═════ Data listing ═════

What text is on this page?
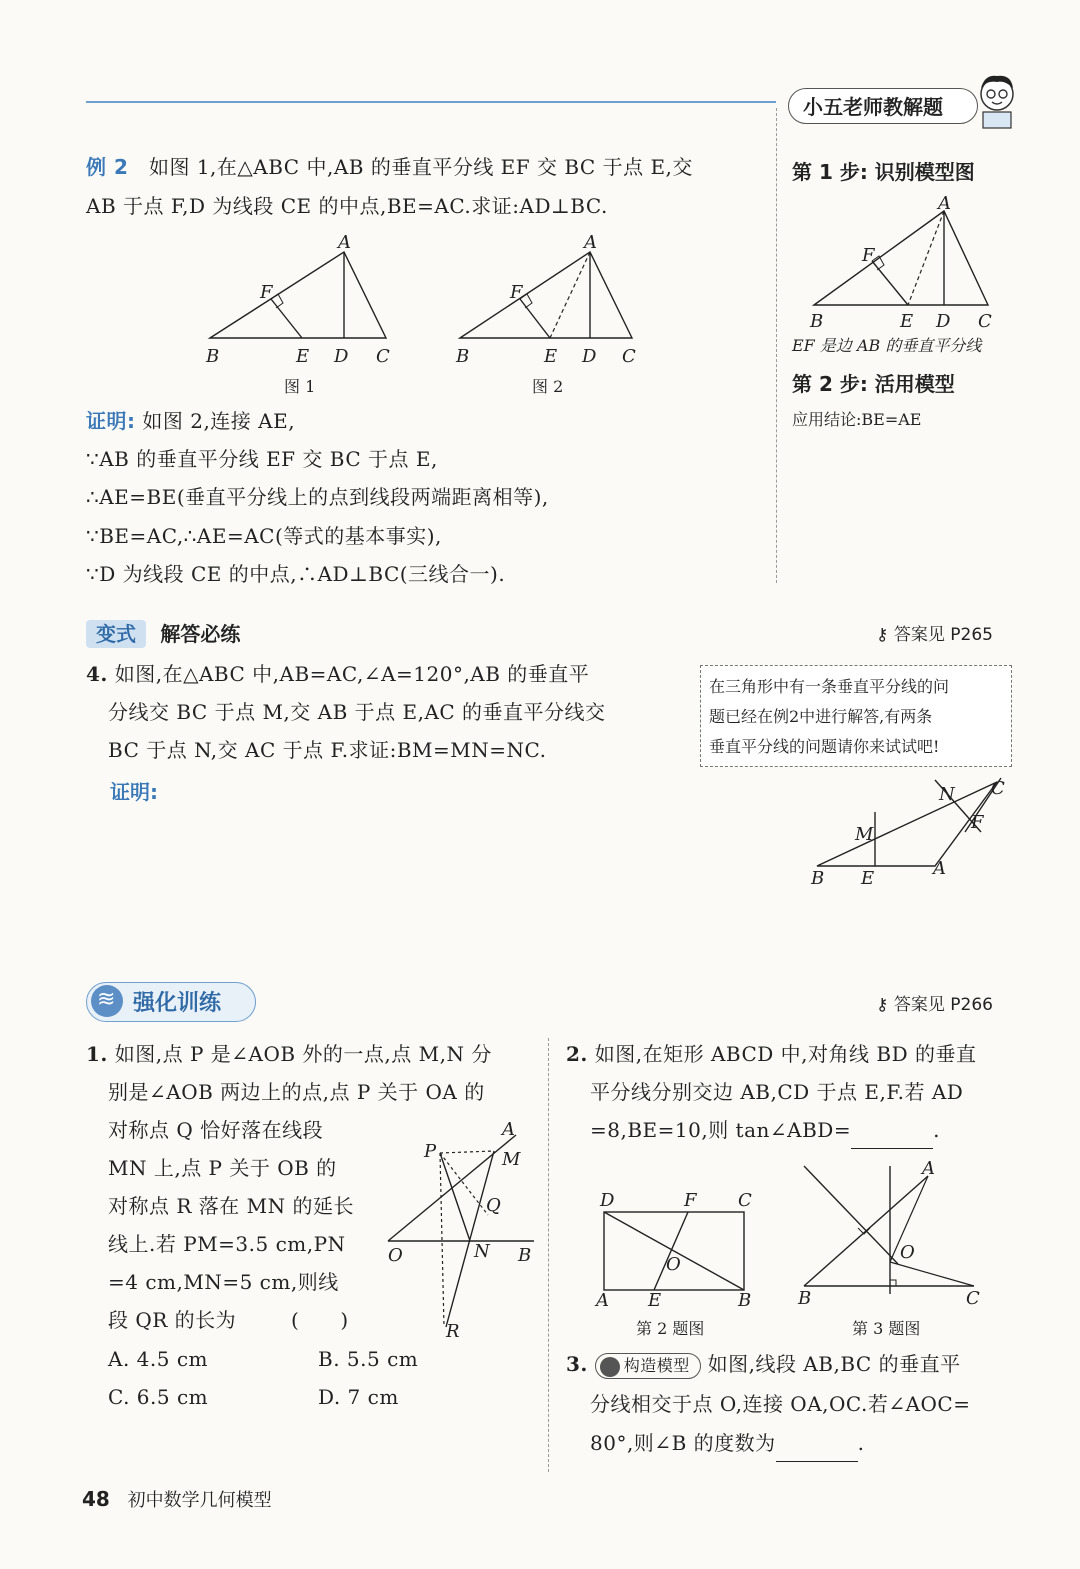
小五老师教解题
例 2 如图 1,在△ABC 中,AB 的垂直平分线 EF 交 BC 于点 E,交
AB 于点 F,D 为线段 CE 的中点,BE=AC.求证:AD⊥BC.
A
F
B	E D C
图 1
A
F
B	E D C
图 2
证明: 如图 2,连接 AE,
∵AB 的垂直平分线 EF 交 BC 于点 E,
∴AE=BE(垂直平分线上的点到线段两端距离相等),
∵BE=AC,∴AE=AC(等式的基本事实),
∵D 为线段 CE 的中点,∴AD⊥BC(三线合一).
第 1 步: 识别模型图
A
F
B	E D C
EF 是边 AB 的垂直平分线
第 2 步: 活用模型
应用结论:BE=AE
变式 解答必练	⚷ 答案见 P265
4. 如图,在△ABC 中,AB=AC,∠A=120°,AB 的垂直平
分线交 BC 于点 M,交 AB 于点 E,AC 的垂直平分线交
BC 于点 N,交 AC 于点 F.求证:BM=MN=NC.
证明:
在三角形中有一条垂直平分线的问
题已经在例2中进行解答,有两条
垂直平分线的问题请你来试试吧!
C
N
F
M
B E	A
≋ 强化训练	⚷ 答案见 P266
1. 如图,点 P 是∠AOB 外的一点,点 M,N 分
别是∠AOB 两边上的点,点 P 关于 OA 的
对称点 Q 恰好落在线段
MN 上,点 P 关于 OB 的
对称点 R 落在 MN 的延长
线上.若 PM=3.5 cm,PN
=4 cm,MN=5 cm,则线
段 QR 的长为	(　　)
A. 4.5 cm	B. 5.5 cm
C. 6.5 cm	D. 7 cm
P
A
M
Q
O	N B
R
2. 如图,在矩形 ABCD 中,对角线 BD 的垂直
平分线分别交边 AB,CD 于点 E,F.若 AD
=8,BE=10,则 tan∠ABD=	.
D	F C
O
A E	B
第 2 题图
A
O
B	C
第 3 题图
3. 构造模型 如图,线段 AB,BC 的垂直平
分线相交于点 O,连接 OA,OC.若∠AOC=
80°,则∠B 的度数为	.
48 初中数学几何模型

═════

**Objective:**
The records above must be transcribed exactly. Pictures are left out of the copy.

**Response:**
What text is on this page?
小五老师教解题
例 2 如图 1,在△ABC 中,AB 的垂直平分线 EF 交 BC 于点 E,交
AB 于点 F,D 为线段 CE 的中点,BE=AC.求证:AD⊥BC.
A
F
B	E D C
图 1
A
F
B	E D C
图 2
证明: 如图 2,连接 AE,
∵AB 的垂直平分线 EF 交 BC 于点 E,
∴AE=BE(垂直平分线上的点到线段两端距离相等),
∵BE=AC,∴AE=AC(等式的基本事实),
∵D 为线段 CE 的中点,∴AD⊥BC(三线合一).
第 1 步: 识别模型图
A
F
B	E D C
EF 是边 AB 的垂直平分线
第 2 步: 活用模型
应用结论:BE=AE
变式 解答必练	⚷ 答案见 P265
4. 如图,在△ABC 中,AB=AC,∠A=120°,AB 的垂直平
分线交 BC 于点 M,交 AB 于点 E,AC 的垂直平分线交
BC 于点 N,交 AC 于点 F.求证:BM=MN=NC.
证明:
在三角形中有一条垂直平分线的问
题已经在例2中进行解答,有两条
垂直平分线的问题请你来试试吧!
C
N
F
M
B E	A
≋ 强化训练	⚷ 答案见 P266
1. 如图,点 P 是∠AOB 外的一点,点 M,N 分
别是∠AOB 两边上的点,点 P 关于 OA 的
对称点 Q 恰好落在线段
MN 上,点 P 关于 OB 的
对称点 R 落在 MN 的延长
线上.若 PM=3.5 cm,PN
=4 cm,MN=5 cm,则线
段 QR 的长为	(　　)
A. 4.5 cm	B. 5.5 cm
C. 6.5 cm	D. 7 cm
P
A
M
Q
O	N B
R
2. 如图,在矩形 ABCD 中,对角线 BD 的垂直
平分线分别交边 AB,CD 于点 E,F.若 AD
=8,BE=10,则 tan∠ABD=	.
D	F C
O
A E	B
第 2 题图
A
O
B	C
第 3 题图
3. 构造模型 如图,线段 AB,BC 的垂直平
分线相交于点 O,连接 OA,OC.若∠AOC=
80°,则∠B 的度数为	.
48 初中数学几何模型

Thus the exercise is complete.